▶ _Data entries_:
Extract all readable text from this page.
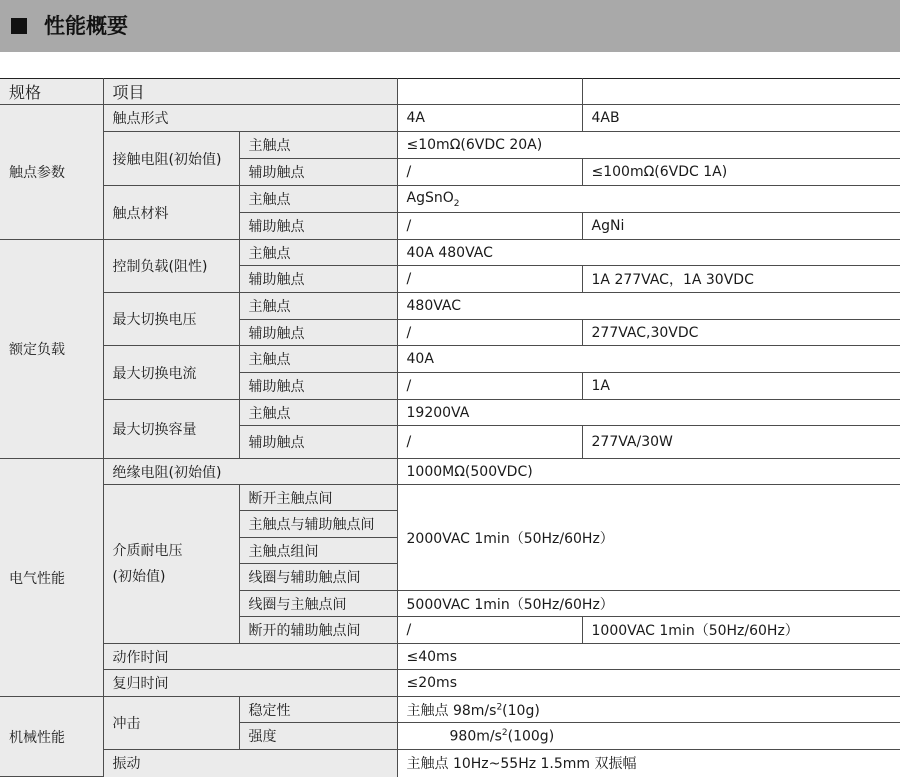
性能概要
规格	项目			
触点参数	触点形式		4A	4AB
	接触电阻(初始值)	主触点	≤10mΩ(6VDC 20A)	
		辅助触点	/	≤100mΩ(6VDC 1A)
	触点材料	主触点	AgSnO$_2$
		辅助触点	/	AgNi
额定负载	控制负载(阻性)	主触点	40A 480VAC	
		辅助触点	/	1A 277VAC，1A 30VDC
	最大切换电压	主触点	480VAC	
		辅助触点	/	277VAC,30VDC
	最大切换电流	主触点	40A	
		辅助触点	/	1A
	最大切换容量	主触点	19200VA	
		辅助触点	/	277VA/30W
电气性能	绝缘电阻(初始值)		1000MΩ(500VDC)	
	介质耐电压
(初始值)	断开主触点间	2000VAC 1min（50Hz/60Hz）	
		主触点与辅助触点间		
		主触点组间		
		线圈与辅助触点间		
		线圈与主触点间	5000VAC 1min（50Hz/60Hz）	
		断开的辅助触点间	/	1000VAC 1min（50Hz/60Hz）
	动作时间		≤40ms	
	复归时间		≤20ms	
机械性能	冲击	稳定性	主触点 $98m/s^2(10g)$	
		强度	$980m/s^2(100g)$	
	振动		主触点 10Hz~55Hz 1.5mm 双振幅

▶ _Given instruction_:
Every record must be copied exactly, with images dropped from the result.

▶ _Correct answer_:
Extract all readable text from this page.
性能概要
规格	项目			
触点参数	触点形式		4A	4AB
	接触电阻(初始值)	主触点	≤10mΩ(6VDC 20A)	
		辅助触点	/	≤100mΩ(6VDC 1A)
	触点材料	主触点	AgSnO$_2$
		辅助触点	/	AgNi
额定负载	控制负载(阻性)	主触点	40A 480VAC	
		辅助触点	/	1A 277VAC，1A 30VDC
	最大切换电压	主触点	480VAC	
		辅助触点	/	277VAC,30VDC
	最大切换电流	主触点	40A	
		辅助触点	/	1A
	最大切换容量	主触点	19200VA	
		辅助触点	/	277VA/30W
电气性能	绝缘电阻(初始值)		1000MΩ(500VDC)	
	介质耐电压
(初始值)	断开主触点间	2000VAC 1min（50Hz/60Hz）	
		主触点与辅助触点间		
		主触点组间		
		线圈与辅助触点间		
		线圈与主触点间	5000VAC 1min（50Hz/60Hz）	
		断开的辅助触点间	/	1000VAC 1min（50Hz/60Hz）
	动作时间		≤40ms	
	复归时间		≤20ms	
机械性能	冲击	稳定性	主触点 $98m/s^2(10g)$	
		强度	$980m/s^2(100g)$	
	振动		主触点 10Hz~55Hz 1.5mm 双振幅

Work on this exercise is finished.